Data listing
• • • • •

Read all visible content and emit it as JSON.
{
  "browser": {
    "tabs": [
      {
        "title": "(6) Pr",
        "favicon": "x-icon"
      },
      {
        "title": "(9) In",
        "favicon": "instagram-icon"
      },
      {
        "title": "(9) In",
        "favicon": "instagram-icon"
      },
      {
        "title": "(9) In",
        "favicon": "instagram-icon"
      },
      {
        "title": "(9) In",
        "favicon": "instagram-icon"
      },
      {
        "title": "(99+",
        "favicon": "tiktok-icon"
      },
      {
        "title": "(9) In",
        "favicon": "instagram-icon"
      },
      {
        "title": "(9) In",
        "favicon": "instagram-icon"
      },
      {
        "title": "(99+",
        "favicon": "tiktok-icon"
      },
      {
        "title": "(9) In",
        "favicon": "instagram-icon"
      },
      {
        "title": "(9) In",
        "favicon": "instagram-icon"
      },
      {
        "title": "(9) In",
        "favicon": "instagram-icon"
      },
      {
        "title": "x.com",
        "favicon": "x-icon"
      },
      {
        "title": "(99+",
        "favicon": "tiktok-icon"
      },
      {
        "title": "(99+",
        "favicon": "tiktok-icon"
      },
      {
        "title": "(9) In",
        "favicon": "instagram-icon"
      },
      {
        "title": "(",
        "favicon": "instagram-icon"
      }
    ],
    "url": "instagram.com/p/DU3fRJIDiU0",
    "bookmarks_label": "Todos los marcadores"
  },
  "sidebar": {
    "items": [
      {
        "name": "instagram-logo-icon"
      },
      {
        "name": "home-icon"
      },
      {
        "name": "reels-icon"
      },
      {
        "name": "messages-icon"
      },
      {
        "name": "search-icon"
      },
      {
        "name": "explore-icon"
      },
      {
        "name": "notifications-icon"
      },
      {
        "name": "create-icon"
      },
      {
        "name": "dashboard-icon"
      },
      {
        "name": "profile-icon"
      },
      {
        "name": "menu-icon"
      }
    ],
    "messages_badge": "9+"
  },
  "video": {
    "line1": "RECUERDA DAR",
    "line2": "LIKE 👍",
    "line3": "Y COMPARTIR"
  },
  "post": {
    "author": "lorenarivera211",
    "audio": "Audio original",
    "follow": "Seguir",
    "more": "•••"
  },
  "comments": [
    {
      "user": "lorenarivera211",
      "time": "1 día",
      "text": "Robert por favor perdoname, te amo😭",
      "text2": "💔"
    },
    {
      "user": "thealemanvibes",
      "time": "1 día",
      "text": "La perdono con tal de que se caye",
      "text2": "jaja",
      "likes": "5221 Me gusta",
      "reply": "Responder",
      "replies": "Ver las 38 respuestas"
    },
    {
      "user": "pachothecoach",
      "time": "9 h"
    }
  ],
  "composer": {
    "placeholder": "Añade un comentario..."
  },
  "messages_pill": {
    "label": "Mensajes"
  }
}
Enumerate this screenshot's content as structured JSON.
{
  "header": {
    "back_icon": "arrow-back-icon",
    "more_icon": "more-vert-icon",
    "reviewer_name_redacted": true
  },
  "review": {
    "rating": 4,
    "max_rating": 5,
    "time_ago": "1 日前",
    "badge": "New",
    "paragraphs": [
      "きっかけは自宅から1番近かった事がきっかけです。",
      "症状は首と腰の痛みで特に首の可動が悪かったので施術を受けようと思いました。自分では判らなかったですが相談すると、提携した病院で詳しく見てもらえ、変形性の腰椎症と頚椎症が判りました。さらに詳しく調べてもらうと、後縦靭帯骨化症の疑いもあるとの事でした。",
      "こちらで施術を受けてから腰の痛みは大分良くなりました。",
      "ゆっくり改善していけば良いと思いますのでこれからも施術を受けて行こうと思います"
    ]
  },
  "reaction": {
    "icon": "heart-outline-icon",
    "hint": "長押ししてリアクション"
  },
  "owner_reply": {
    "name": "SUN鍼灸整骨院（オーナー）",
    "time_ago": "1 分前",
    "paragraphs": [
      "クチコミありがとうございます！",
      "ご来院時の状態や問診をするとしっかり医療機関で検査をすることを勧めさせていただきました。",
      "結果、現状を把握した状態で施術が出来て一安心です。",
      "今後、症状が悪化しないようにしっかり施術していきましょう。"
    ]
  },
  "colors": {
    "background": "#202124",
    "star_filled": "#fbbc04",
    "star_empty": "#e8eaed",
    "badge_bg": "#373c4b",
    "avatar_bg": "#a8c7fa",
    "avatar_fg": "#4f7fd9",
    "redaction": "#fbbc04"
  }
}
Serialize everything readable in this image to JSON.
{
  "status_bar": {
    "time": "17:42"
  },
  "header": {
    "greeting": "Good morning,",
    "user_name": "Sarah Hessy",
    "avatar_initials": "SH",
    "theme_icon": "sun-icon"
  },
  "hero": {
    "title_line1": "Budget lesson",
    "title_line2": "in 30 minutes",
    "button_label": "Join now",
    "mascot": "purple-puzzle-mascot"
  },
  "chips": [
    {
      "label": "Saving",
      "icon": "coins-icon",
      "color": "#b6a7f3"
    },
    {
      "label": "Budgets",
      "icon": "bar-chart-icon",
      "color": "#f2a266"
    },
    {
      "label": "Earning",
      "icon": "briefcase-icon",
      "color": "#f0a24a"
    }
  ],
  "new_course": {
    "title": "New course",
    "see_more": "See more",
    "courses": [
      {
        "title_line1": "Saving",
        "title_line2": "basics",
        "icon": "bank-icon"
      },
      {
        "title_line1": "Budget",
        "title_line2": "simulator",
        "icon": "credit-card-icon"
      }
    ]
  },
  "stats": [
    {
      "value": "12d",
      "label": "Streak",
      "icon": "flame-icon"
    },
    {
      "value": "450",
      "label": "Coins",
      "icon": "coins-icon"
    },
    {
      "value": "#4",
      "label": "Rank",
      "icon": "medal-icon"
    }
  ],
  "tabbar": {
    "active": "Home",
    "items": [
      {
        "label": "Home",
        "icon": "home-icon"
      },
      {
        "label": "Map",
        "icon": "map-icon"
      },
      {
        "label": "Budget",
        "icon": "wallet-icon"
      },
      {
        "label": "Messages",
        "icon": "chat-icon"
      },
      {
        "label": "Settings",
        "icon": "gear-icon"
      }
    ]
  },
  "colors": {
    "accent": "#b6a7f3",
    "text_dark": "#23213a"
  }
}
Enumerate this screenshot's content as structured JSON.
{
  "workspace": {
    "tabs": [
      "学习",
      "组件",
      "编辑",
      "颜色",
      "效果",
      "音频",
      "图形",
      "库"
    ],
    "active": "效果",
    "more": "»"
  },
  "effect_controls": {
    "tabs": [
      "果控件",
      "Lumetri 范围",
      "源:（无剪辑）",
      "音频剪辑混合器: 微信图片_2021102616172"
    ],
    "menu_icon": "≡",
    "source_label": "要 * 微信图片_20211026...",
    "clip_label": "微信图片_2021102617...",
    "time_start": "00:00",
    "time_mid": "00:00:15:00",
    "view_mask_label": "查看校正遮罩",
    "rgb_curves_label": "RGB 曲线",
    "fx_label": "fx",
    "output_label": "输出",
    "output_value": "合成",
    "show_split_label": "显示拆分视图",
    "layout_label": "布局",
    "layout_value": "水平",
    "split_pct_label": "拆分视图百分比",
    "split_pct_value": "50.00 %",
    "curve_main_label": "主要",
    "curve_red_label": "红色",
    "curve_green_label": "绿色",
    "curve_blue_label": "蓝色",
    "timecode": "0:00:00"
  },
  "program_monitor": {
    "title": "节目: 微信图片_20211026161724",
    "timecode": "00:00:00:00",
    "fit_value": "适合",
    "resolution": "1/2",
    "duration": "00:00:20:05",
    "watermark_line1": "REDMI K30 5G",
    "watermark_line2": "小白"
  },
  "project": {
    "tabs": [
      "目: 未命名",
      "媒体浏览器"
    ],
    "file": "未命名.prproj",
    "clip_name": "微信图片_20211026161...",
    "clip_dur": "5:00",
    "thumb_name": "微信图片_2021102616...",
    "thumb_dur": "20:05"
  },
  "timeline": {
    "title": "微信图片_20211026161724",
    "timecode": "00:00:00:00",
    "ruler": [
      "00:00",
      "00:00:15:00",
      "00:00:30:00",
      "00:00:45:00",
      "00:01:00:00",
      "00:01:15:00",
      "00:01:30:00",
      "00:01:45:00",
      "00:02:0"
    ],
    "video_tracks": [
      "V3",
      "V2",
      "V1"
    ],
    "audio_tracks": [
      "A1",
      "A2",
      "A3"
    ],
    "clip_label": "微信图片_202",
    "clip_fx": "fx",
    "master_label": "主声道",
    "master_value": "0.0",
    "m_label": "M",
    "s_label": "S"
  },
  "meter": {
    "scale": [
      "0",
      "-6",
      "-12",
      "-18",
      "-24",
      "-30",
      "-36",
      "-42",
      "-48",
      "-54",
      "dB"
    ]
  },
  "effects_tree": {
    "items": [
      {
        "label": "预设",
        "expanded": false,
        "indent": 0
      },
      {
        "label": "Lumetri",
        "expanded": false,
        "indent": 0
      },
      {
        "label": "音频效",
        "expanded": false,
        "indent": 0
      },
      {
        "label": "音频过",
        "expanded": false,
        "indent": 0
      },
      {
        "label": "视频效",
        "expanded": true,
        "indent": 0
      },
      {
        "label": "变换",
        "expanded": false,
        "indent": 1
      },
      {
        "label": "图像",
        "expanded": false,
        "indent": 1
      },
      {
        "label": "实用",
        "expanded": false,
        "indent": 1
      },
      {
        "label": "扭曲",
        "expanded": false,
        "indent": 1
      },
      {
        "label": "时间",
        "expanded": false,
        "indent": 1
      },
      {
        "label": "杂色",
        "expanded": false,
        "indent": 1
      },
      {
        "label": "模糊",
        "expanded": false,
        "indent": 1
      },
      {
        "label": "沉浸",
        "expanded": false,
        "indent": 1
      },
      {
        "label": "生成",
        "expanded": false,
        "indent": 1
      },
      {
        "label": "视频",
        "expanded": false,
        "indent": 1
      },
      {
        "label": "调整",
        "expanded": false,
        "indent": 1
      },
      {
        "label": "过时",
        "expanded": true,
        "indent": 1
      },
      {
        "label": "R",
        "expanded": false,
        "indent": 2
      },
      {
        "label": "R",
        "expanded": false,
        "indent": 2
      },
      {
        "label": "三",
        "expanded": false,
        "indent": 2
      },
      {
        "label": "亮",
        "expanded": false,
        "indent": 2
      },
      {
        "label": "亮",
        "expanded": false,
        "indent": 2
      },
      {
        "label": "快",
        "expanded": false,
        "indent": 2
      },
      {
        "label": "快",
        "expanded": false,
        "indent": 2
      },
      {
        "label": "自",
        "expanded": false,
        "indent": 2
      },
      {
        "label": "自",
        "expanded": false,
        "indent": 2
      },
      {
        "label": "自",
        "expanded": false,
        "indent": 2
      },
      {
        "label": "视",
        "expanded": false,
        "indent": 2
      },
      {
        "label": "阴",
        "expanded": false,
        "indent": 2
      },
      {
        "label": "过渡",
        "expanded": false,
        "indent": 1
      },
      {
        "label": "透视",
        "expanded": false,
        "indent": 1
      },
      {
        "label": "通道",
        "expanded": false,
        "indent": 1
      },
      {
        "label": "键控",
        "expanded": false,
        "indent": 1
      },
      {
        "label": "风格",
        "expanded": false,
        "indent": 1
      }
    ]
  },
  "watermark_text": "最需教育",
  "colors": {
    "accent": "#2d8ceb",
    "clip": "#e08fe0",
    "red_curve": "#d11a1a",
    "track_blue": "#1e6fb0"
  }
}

• • • • •

• _What you should do_
Copy each line containing the word "JSON" from the data.

• _Solution to this exercise_
Read all visible content and emit it as JSON.
Enumerate this screenshot's content as structured JSON.
Serialize everything readable in this image to JSON.
Enumerate this screenshot's content as structured JSON.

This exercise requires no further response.